### [GOAL]
Switch "degassing vessel" to "deaeration vessel" in everything from the line containing "Patent image size: (1020, 532)." down to the line containing "The gas trap 110 is at (772, 79).", and give back only those lines with nothing else altered.

— Begin —

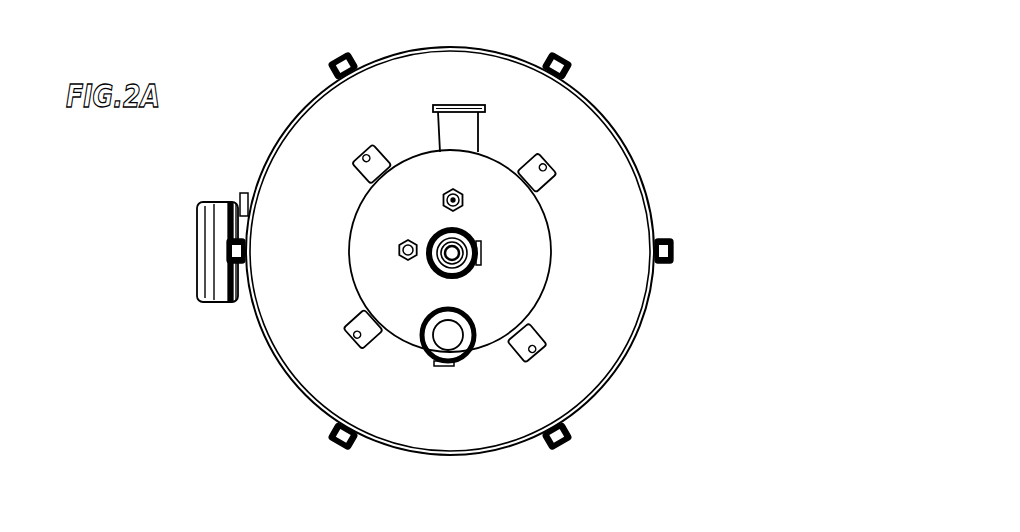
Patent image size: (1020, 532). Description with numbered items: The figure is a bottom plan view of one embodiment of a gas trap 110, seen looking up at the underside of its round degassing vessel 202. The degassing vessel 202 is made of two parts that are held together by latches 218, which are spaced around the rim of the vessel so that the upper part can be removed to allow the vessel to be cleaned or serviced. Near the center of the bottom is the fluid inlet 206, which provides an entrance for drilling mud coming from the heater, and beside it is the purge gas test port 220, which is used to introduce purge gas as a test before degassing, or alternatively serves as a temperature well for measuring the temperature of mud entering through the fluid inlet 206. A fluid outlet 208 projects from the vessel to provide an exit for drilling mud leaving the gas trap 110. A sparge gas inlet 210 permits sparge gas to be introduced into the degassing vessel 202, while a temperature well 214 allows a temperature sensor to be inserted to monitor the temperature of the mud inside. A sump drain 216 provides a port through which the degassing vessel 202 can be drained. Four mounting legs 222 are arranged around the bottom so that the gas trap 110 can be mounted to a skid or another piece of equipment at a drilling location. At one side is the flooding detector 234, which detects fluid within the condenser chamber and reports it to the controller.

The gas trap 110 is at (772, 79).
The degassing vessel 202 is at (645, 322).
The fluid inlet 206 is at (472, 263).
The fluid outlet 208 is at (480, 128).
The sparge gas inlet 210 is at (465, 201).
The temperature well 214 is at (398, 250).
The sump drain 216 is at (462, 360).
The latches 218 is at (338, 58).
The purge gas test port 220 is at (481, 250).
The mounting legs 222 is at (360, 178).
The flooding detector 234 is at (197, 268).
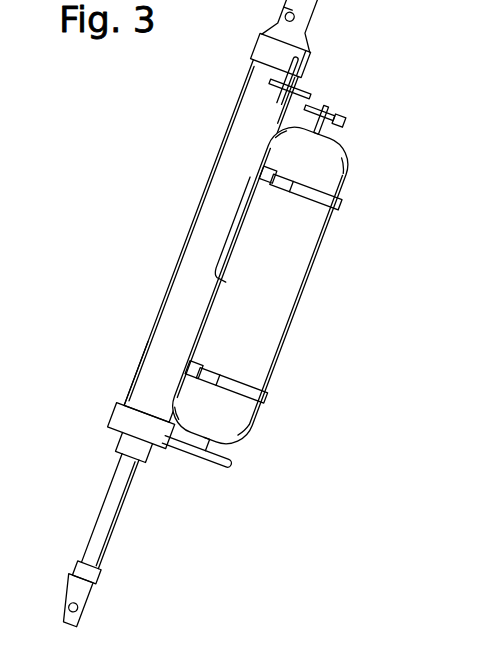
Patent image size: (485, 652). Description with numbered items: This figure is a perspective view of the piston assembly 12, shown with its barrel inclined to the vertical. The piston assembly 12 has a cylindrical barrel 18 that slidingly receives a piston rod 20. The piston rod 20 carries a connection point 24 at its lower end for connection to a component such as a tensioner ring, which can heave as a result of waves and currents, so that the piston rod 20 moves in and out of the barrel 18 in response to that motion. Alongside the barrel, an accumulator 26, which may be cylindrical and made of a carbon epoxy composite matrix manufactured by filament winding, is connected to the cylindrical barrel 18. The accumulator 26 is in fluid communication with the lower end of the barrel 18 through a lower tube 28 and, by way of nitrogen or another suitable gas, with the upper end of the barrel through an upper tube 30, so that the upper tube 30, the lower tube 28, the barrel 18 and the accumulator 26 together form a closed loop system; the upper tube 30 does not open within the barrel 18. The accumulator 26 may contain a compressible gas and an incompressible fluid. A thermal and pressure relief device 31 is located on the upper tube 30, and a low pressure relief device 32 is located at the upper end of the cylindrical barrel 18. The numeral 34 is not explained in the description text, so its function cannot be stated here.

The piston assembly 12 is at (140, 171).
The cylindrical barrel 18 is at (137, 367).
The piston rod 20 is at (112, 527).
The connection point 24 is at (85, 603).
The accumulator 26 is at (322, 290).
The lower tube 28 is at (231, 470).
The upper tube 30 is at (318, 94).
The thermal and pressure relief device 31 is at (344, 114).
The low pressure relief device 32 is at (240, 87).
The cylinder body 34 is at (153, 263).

— End —
— Begin —

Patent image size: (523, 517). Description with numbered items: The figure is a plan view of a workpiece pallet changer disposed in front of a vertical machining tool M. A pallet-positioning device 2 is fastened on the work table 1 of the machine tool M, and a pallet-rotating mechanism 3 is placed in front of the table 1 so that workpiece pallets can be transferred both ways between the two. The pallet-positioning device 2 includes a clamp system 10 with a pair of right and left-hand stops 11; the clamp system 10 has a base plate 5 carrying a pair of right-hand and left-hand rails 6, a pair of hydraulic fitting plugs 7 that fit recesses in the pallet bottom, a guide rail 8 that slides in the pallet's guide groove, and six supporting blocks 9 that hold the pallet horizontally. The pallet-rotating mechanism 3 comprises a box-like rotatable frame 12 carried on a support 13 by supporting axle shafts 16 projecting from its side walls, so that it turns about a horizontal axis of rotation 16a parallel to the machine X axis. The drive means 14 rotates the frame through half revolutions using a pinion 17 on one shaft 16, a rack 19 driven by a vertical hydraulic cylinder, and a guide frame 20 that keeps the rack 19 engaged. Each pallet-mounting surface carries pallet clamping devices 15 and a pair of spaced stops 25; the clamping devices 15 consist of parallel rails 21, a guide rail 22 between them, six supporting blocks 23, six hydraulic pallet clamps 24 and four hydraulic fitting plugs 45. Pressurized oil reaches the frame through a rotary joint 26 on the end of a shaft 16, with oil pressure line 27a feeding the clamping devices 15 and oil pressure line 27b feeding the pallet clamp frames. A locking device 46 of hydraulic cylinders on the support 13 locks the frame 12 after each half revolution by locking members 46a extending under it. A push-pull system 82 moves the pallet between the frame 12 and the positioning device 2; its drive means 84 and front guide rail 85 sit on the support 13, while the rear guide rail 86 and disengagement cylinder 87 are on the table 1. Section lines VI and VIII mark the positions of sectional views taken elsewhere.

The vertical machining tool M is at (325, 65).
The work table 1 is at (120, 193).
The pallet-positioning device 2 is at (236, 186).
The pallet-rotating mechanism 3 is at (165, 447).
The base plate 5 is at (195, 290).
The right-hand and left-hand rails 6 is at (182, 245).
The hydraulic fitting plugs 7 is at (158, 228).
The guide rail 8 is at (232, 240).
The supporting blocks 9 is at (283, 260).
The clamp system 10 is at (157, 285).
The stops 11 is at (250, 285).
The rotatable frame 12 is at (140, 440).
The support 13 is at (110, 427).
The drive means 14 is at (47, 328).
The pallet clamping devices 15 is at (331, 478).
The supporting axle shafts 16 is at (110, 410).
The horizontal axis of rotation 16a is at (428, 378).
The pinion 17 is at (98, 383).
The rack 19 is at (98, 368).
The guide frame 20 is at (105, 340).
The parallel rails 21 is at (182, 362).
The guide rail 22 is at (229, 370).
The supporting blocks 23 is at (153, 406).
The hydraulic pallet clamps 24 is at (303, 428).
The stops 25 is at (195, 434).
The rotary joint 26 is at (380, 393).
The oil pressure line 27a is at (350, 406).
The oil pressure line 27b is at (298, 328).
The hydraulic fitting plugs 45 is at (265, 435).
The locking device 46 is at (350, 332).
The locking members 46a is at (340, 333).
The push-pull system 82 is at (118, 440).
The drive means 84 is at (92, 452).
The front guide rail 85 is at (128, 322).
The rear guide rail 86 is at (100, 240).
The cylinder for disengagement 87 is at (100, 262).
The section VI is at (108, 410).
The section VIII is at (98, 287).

— End —

### [SOLUTION TO THE PROBLEM]
Patent image size: (1020, 532). Description with numbered items: The figure is a bottom plan view of one embodiment of a gas trap 110, seen looking up at the underside of its round deaeration vessel 202. The deaeration vessel 202 is made of two parts that are held together by latches 218, which are spaced around the rim of the vessel so that the upper part can be removed to allow the vessel to be cleaned or serviced. Near the center of the bottom is the fluid inlet 206, which provides an entrance for drilling mud coming from the heater, and beside it is the purge gas test port 220, which is used to introduce purge gas as a test before degassing, or alternatively serves as a temperature well for measuring the temperature of mud entering through the fluid inlet 206. A fluid outlet 208 projects from the vessel to provide an exit for drilling mud leaving the gas trap 110. A sparge gas inlet 210 permits sparge gas to be introduced into the deaeration vessel 202, while a temperature well 214 allows a temperature sensor to be inserted to monitor the temperature of the mud inside. A sump drain 216 provides a port through which the deaeration vessel 202 can be drained. Four mounting legs 222 are arranged around the bottom so that the gas trap 110 can be mounted to a skid or another piece of equipment at a drilling location. At one side is the flooding detector 234, which detects fluid within the condenser chamber and reports it to the controller.

The gas trap 110 is at (772, 79).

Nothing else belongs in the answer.